EXTRACTED RECORDS »
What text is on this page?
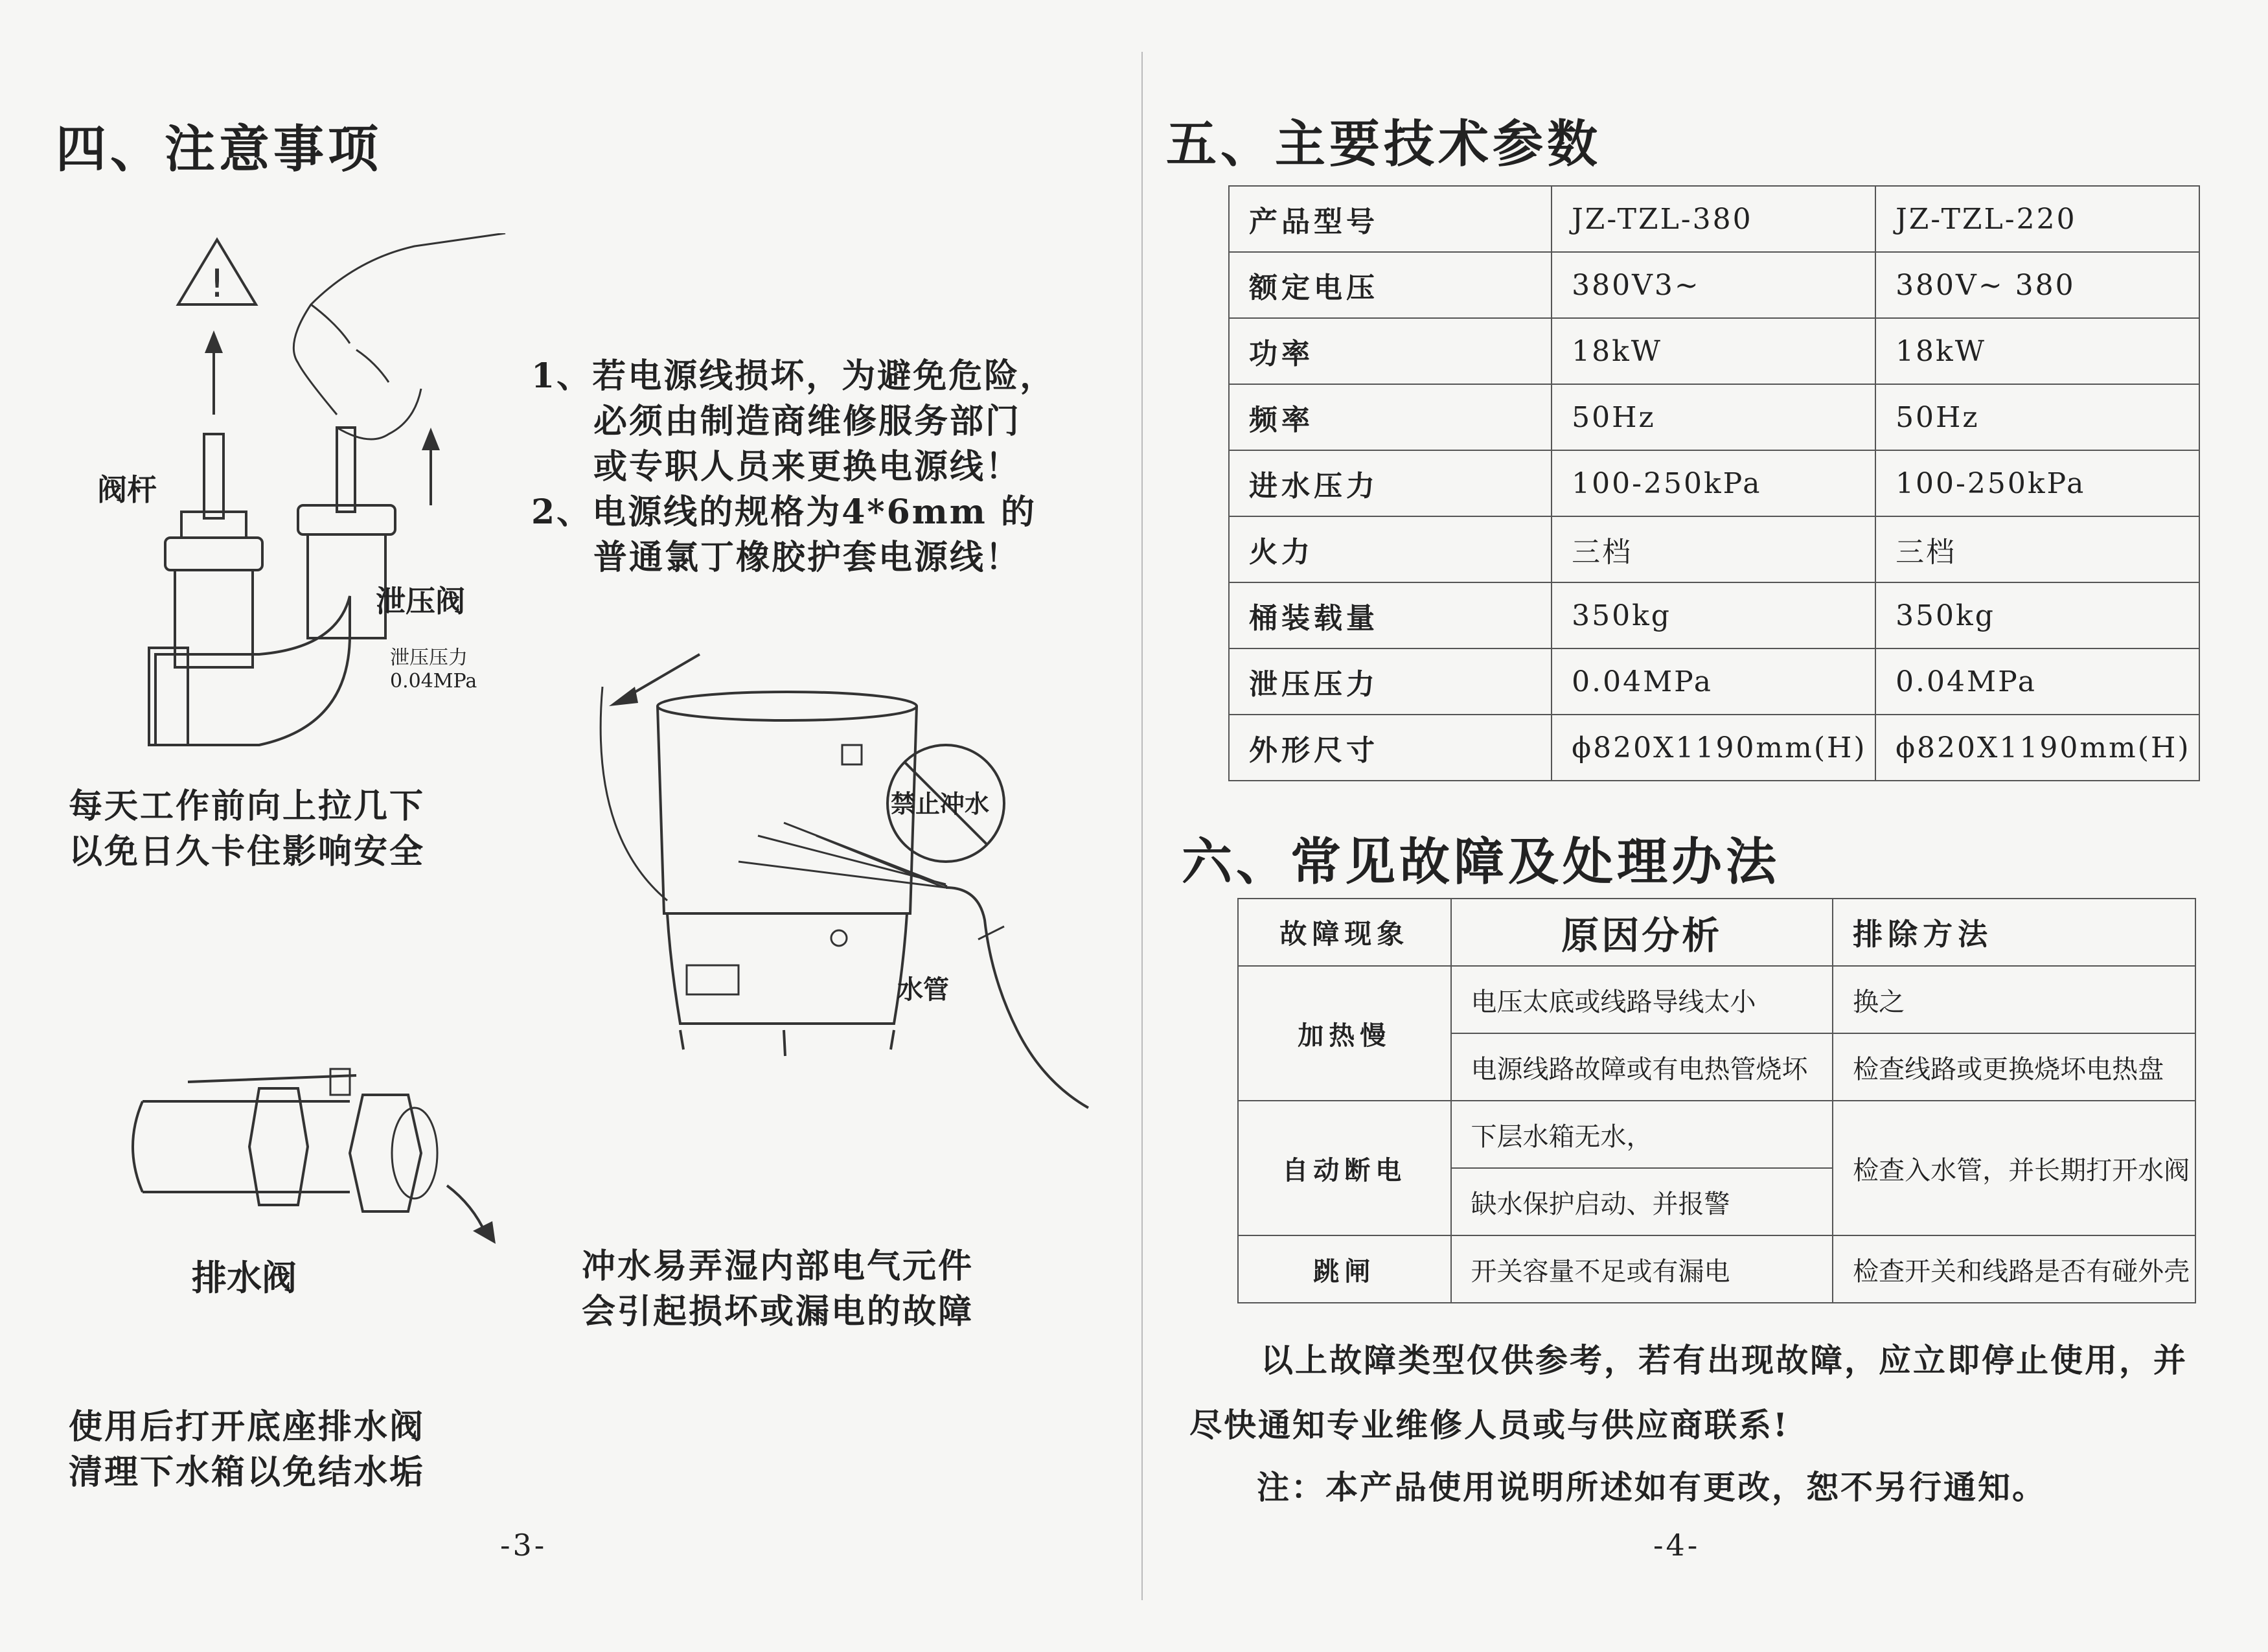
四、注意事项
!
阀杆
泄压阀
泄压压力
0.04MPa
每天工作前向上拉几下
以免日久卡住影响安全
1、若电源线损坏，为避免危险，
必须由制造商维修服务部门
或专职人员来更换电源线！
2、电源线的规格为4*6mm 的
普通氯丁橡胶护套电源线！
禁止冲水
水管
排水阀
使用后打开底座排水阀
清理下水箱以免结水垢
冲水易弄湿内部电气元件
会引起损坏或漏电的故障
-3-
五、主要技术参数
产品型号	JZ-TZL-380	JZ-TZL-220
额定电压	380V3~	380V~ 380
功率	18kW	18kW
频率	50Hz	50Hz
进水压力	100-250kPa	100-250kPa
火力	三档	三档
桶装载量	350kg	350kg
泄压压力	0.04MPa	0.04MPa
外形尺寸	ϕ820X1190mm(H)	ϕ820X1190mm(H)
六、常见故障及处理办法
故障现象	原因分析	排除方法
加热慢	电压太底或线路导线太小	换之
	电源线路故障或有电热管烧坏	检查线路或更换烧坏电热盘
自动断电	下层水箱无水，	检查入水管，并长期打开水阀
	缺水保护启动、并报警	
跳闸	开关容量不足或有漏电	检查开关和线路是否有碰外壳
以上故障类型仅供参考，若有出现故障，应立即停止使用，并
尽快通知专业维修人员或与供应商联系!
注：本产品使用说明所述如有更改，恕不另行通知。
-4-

WHAT IS REQUIRED »
Except for the pictures, copy the material above exactly.

SOLUTION TO THIS PROBLEM »
What text is on this page?
四、注意事项
!
阀杆
泄压阀
泄压压力
0.04MPa
每天工作前向上拉几下
以免日久卡住影响安全
1、若电源线损坏，为避免危险，
必须由制造商维修服务部门
或专职人员来更换电源线！
2、电源线的规格为4*6mm 的
普通氯丁橡胶护套电源线！
禁止冲水
水管
排水阀
使用后打开底座排水阀
清理下水箱以免结水垢
冲水易弄湿内部电气元件
会引起损坏或漏电的故障
-3-
五、主要技术参数
产品型号	JZ-TZL-380	JZ-TZL-220
额定电压	380V3~	380V~ 380
功率	18kW	18kW
频率	50Hz	50Hz
进水压力	100-250kPa	100-250kPa
火力	三档	三档
桶装载量	350kg	350kg
泄压压力	0.04MPa	0.04MPa
外形尺寸	ϕ820X1190mm(H)	ϕ820X1190mm(H)
六、常见故障及处理办法
故障现象	原因分析	排除方法
加热慢	电压太底或线路导线太小	换之
	电源线路故障或有电热管烧坏	检查线路或更换烧坏电热盘
自动断电	下层水箱无水，	检查入水管，并长期打开水阀
	缺水保护启动、并报警	
跳闸	开关容量不足或有漏电	检查开关和线路是否有碰外壳
以上故障类型仅供参考，若有出现故障，应立即停止使用，并
尽快通知专业维修人员或与供应商联系!
注：本产品使用说明所述如有更改，恕不另行通知。
-4-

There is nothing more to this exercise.